> [Your task]
Reproduce the following rows verbatim, beginning with the line that contains "Find all labels, buttons, inputs, and" and ending with the line that contains "Text: 26-FEB-2021: 26-FEB-2021", both included.

> [Stored data]
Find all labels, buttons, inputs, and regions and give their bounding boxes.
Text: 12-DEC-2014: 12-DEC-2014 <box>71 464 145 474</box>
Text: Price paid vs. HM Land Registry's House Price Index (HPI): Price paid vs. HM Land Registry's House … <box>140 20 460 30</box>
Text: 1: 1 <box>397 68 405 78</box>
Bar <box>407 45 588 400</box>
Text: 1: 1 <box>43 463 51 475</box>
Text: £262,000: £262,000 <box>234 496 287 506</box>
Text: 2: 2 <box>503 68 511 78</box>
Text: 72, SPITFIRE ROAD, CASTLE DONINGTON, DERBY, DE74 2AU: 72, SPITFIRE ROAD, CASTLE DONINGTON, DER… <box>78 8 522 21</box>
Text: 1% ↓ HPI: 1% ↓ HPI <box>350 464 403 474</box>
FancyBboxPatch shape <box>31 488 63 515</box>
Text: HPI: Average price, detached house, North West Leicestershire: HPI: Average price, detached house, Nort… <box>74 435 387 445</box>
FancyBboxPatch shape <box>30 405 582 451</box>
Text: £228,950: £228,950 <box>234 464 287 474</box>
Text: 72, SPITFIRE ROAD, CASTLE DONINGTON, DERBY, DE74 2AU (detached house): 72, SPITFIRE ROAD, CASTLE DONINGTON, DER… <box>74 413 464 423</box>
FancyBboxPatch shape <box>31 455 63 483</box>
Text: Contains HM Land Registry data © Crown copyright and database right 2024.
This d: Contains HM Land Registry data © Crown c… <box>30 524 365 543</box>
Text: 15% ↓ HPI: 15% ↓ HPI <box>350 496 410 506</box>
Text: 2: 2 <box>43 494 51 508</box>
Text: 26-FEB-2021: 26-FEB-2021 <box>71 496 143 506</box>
* * *
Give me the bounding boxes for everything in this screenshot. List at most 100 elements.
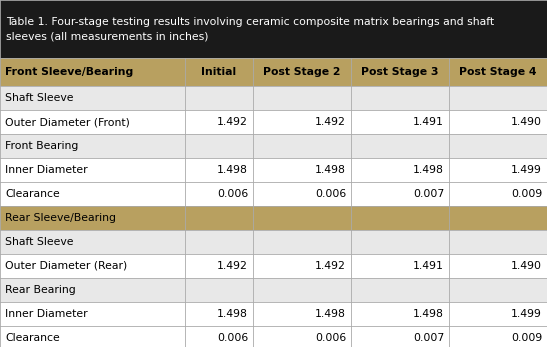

> [Answer]
Find all labels, buttons, inputs, and regions and give their bounding boxes.
Text: 12-DEC-2014: 12-DEC-2014 <box>71 464 145 474</box>
Text: Price paid vs. HM Land Registry's House Price Index (HPI): Price paid vs. HM Land Registry's House … <box>140 20 460 30</box>
Text: 1: 1 <box>397 68 405 78</box>
Bar <box>407 45 588 400</box>
Text: 1: 1 <box>43 463 51 475</box>
Text: £262,000: £262,000 <box>234 496 287 506</box>
Text: 2: 2 <box>503 68 511 78</box>
Text: 72, SPITFIRE ROAD, CASTLE DONINGTON, DERBY, DE74 2AU: 72, SPITFIRE ROAD, CASTLE DONINGTON, DER… <box>78 8 522 21</box>
Text: 1% ↓ HPI: 1% ↓ HPI <box>350 464 403 474</box>
FancyBboxPatch shape <box>31 488 63 515</box>
Text: HPI: Average price, detached house, North West Leicestershire: HPI: Average price, detached house, Nort… <box>74 435 387 445</box>
FancyBboxPatch shape <box>30 405 582 451</box>
Text: £228,950: £228,950 <box>234 464 287 474</box>
Text: 72, SPITFIRE ROAD, CASTLE DONINGTON, DERBY, DE74 2AU (detached house): 72, SPITFIRE ROAD, CASTLE DONINGTON, DER… <box>74 413 464 423</box>
FancyBboxPatch shape <box>31 455 63 483</box>
Text: Contains HM Land Registry data © Crown copyright and database right 2024.
This d: Contains HM Land Registry data © Crown c… <box>30 524 365 543</box>
Text: 15% ↓ HPI: 15% ↓ HPI <box>350 496 410 506</box>
Text: 2: 2 <box>43 494 51 508</box>
Text: 26-FEB-2021: 26-FEB-2021 <box>71 496 143 506</box>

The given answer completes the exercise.